Aim |
Would you transcribe all of the data exactly, down to the last character?
● ● ●
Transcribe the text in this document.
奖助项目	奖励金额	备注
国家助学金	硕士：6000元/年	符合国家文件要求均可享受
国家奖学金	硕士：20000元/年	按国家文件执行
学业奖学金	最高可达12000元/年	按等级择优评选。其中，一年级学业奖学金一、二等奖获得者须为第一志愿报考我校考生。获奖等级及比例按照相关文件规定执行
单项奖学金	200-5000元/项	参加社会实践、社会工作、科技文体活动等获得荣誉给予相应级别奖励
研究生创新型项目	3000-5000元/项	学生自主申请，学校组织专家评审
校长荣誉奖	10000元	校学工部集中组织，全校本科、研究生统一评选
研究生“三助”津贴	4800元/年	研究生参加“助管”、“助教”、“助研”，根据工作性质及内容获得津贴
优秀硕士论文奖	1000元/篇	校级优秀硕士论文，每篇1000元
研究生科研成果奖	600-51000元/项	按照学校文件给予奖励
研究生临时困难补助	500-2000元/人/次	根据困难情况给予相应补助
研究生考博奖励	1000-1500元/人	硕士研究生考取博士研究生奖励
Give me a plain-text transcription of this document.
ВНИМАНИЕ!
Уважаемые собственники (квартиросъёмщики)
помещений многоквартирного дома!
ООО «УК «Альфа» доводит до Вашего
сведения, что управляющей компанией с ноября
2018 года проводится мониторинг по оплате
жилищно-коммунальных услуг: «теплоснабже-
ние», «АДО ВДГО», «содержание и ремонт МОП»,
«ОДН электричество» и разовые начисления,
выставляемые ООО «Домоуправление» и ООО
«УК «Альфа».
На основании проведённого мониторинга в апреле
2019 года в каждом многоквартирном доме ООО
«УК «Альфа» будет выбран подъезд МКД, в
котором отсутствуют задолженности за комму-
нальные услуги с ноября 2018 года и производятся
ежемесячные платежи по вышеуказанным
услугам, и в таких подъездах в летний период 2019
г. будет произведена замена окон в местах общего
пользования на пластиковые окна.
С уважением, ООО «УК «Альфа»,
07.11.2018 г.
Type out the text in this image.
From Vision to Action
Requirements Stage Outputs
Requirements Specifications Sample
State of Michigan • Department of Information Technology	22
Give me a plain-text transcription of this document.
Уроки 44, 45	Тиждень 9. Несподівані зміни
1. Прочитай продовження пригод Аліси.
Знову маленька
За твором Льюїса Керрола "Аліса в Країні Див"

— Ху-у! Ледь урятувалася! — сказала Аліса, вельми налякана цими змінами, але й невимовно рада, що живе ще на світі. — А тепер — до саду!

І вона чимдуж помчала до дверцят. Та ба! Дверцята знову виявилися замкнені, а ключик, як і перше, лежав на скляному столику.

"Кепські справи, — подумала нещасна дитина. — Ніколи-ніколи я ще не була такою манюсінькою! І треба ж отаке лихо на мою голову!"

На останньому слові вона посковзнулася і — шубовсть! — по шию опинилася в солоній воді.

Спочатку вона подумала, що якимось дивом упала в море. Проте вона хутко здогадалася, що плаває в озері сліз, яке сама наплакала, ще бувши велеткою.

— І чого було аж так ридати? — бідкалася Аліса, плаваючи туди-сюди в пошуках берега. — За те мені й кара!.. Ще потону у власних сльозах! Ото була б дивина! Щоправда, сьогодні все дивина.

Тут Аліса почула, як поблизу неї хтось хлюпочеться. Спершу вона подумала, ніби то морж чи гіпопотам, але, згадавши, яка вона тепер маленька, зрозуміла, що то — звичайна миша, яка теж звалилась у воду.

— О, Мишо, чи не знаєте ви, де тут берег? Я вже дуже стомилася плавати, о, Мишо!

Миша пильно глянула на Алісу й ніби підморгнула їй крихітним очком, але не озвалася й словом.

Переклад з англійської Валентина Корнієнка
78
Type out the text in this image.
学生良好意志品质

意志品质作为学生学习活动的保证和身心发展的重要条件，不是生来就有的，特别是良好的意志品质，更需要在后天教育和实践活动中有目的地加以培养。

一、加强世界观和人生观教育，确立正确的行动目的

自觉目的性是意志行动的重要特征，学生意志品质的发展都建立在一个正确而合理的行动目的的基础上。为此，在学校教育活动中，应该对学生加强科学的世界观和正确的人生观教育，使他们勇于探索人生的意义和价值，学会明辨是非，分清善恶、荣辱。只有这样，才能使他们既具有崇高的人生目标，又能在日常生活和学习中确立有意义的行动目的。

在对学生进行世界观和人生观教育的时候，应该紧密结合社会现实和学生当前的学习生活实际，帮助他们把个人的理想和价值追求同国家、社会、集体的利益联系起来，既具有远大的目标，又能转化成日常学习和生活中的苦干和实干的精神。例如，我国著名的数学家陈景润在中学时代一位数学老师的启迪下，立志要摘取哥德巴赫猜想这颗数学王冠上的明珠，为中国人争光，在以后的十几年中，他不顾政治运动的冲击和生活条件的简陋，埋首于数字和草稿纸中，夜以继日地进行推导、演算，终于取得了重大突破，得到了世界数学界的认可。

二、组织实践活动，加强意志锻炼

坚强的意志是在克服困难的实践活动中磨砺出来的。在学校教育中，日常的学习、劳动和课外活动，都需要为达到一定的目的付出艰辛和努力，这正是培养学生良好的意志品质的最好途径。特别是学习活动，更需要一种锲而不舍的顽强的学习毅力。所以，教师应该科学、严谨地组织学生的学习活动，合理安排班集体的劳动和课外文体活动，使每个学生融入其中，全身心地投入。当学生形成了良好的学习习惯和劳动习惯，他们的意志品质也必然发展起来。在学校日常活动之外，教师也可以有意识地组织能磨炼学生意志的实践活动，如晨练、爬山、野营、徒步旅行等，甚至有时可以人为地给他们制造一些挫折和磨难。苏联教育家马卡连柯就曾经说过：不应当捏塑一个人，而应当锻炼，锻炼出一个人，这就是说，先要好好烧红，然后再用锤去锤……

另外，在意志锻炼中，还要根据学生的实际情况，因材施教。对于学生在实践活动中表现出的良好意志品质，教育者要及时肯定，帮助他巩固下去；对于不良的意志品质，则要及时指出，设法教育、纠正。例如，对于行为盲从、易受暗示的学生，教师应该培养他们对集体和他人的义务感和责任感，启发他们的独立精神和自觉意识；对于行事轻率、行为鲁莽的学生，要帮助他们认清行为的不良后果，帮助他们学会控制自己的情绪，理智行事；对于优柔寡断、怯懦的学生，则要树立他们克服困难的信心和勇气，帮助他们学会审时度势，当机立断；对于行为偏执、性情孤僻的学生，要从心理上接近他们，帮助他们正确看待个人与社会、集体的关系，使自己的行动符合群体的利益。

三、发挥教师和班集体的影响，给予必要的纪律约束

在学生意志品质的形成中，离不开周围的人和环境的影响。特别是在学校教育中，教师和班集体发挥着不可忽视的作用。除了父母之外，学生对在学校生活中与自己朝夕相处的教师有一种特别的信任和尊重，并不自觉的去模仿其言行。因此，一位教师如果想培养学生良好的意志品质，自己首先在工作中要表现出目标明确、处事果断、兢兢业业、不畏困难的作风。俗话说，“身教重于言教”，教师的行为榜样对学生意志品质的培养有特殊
● ● ●
Output for this task |
Transcribe the text in this document.
奖助项目	奖励金额	备注
国家助学金	硕士：6000元/年	符合国家文件要求均可享受
国家奖学金	硕士：20000元/年	按国家文件执行
学业奖学金	最高可达12000元/年	按等级择优评选。其中，一年级学业奖学金一、二等奖获得者须为第一志愿报考我校考生。获奖等级及比例按照相关文件规定执行
单项奖学金	200-5000元/项	参加社会实践、社会工作、科技文体活动等获得荣誉给予相应级别奖励
研究生创新型项目	3000-5000元/项	学生自主申请，学校组织专家评审
校长荣誉奖	10000元	校学工部集中组织，全校本科、研究生统一评选
研究生“三助”津贴	4800元/年	研究生参加“助管”、“助教”、“助研”，根据工作性质及内容获得津贴
优秀硕士论文奖	1000元/篇	校级优秀硕士论文，每篇1000元
研究生科研成果奖	600-51000元/项	按照学校文件给予奖励
研究生临时困难补助	500-2000元/人/次	根据困难情况给予相应补助
研究生考博奖励	1000-1500元/人	硕士研究生考取博士研究生奖励
Give me a plain-text transcription of this document.
ВНИМАНИЕ!
Уважаемые собственники (квартиросъёмщики)
помещений многоквартирного дома!
ООО «УК «Альфа» доводит до Вашего
сведения, что управляющей компанией с ноября
2018 года проводится мониторинг по оплате
жилищно-коммунальных услуг: «теплоснабже-
ние», «АДО ВДГО», «содержание и ремонт МОП»,
«ОДН электричество» и разовые начисления,
выставляемые ООО «Домоуправление» и ООО
«УК «Альфа».
На основании проведённого мониторинга в апреле
2019 года в каждом многоквартирном доме ООО
«УК «Альфа» будет выбран подъезд МКД, в
котором отсутствуют задолженности за комму-
нальные услуги с ноября 2018 года и производятся
ежемесячные платежи по вышеуказанным
услугам, и в таких подъездах в летний период 2019
г. будет произведена замена окон в местах общего
пользования на пластиковые окна.
С уважением, ООО «УК «Альфа»,
07.11.2018 г.
Type out the text in this image.
From Vision to Action
Requirements Stage Outputs
Requirements Specifications Sample
State of Michigan • Department of Information Technology	22
Give me a plain-text transcription of this document.
Уроки 44, 45	Тиждень 9. Несподівані зміни
1. Прочитай продовження пригод Аліси.
Знову маленька
За твором Льюїса Керрола "Аліса в Країні Див"

— Ху-у! Ледь урятувалася! — сказала Аліса, вельми налякана цими змінами, але й невимовно рада, що живе ще на світі. — А тепер — до саду!

І вона чимдуж помчала до дверцят. Та ба! Дверцята знову виявилися замкнені, а ключик, як і перше, лежав на скляному столику.

"Кепські справи, — подумала нещасна дитина. — Ніколи-ніколи я ще не була такою манюсінькою! І треба ж отаке лихо на мою голову!"

На останньому слові вона посковзнулася і — шубовсть! — по шию опинилася в солоній воді.

Спочатку вона подумала, що якимось дивом упала в море. Проте вона хутко здогадалася, що плаває в озері сліз, яке сама наплакала, ще бувши велеткою.

— І чого було аж так ридати? — бідкалася Аліса, плаваючи туди-сюди в пошуках берега. — За те мені й кара!.. Ще потону у власних сльозах! Ото була б дивина! Щоправда, сьогодні все дивина.

Тут Аліса почула, як поблизу неї хтось хлюпочеться. Спершу вона подумала, ніби то морж чи гіпопотам, але, згадавши, яка вона тепер маленька, зрозуміла, що то — звичайна миша, яка теж звалилась у воду.

— О, Мишо, чи не знаєте ви, де тут берег? Я вже дуже стомилася плавати, о, Мишо!

Миша пильно глянула на Алісу й ніби підморгнула їй крихітним очком, але не озвалася й словом.

Переклад з англійської Валентина Корнієнка
78
Type out the text in this image.
学生良好意志品质

意志品质作为学生学习活动的保证和身心发展的重要条件，不是生来就有的，特别是良好的意志品质，更需要在后天教育和实践活动中有目的地加以培养。

一、加强世界观和人生观教育，确立正确的行动目的

自觉目的性是意志行动的重要特征，学生意志品质的发展都建立在一个正确而合理的行动目的的基础上。为此，在学校教育活动中，应该对学生加强科学的世界观和正确的人生观教育，使他们勇于探索人生的意义和价值，学会明辨是非，分清善恶、荣辱。只有这样，才能使他们既具有崇高的人生目标，又能在日常生活和学习中确立有意义的行动目的。

在对学生进行世界观和人生观教育的时候，应该紧密结合社会现实和学生当前的学习生活实际，帮助他们把个人的理想和价值追求同国家、社会、集体的利益联系起来，既具有远大的目标，又能转化成日常学习和生活中的苦干和实干的精神。例如，我国著名的数学家陈景润在中学时代一位数学老师的启迪下，立志要摘取哥德巴赫猜想这颗数学王冠上的明珠，为中国人争光，在以后的十几年中，他不顾政治运动的冲击和生活条件的简陋，埋首于数字和草稿纸中，夜以继日地进行推导、演算，终于取得了重大突破，得到了世界数学界的认可。

二、组织实践活动，加强意志锻炼

坚强的意志是在克服困难的实践活动中磨砺出来的。在学校教育中，日常的学习、劳动和课外活动，都需要为达到一定的目的付出艰辛和努力，这正是培养学生良好的意志品质的最好途径。特别是学习活动，更需要一种锲而不舍的顽强的学习毅力。所以，教师应该科学、严谨地组织学生的学习活动，合理安排班集体的劳动和课外文体活动，使每个学生融入其中，全身心地投入。当学生形成了良好的学习习惯和劳动习惯，他们的意志品质也必然发展起来。在学校日常活动之外，教师也可以有意识地组织能磨炼学生意志的实践活动，如晨练、爬山、野营、徒步旅行等，甚至有时可以人为地给他们制造一些挫折和磨难。苏联教育家马卡连柯就曾经说过：不应当捏塑一个人，而应当锻炼，锻炼出一个人，这就是说，先要好好烧红，然后再用锤去锤……

另外，在意志锻炼中，还要根据学生的实际情况，因材施教。对于学生在实践活动中表现出的良好意志品质，教育者要及时肯定，帮助他巩固下去；对于不良的意志品质，则要及时指出，设法教育、纠正。例如，对于行为盲从、易受暗示的学生，教师应该培养他们对集体和他人的义务感和责任感，启发他们的独立精神和自觉意识；对于行事轻率、行为鲁莽的学生，要帮助他们认清行为的不良后果，帮助他们学会控制自己的情绪，理智行事；对于优柔寡断、怯懦的学生，则要树立他们克服困难的信心和勇气，帮助他们学会审时度势，当机立断；对于行为偏执、性情孤僻的学生，要从心理上接近他们，帮助他们正确看待个人与社会、集体的关系，使自己的行动符合群体的利益。

三、发挥教师和班集体的影响，给予必要的纪律约束

在学生意志品质的形成中，离不开周围的人和环境的影响。特别是在学校教育中，教师和班集体发挥着不可忽视的作用。除了父母之外，学生对在学校生活中与自己朝夕相处的教师有一种特别的信任和尊重，并不自觉的去模仿其言行。因此，一位教师如果想培养学生良好的意志品质，自己首先在工作中要表现出目标明确、处事果断、兢兢业业、不畏困难的作风。俗话说，“身教重于言教”，教师的行为榜样对学生意志品质的培养有特殊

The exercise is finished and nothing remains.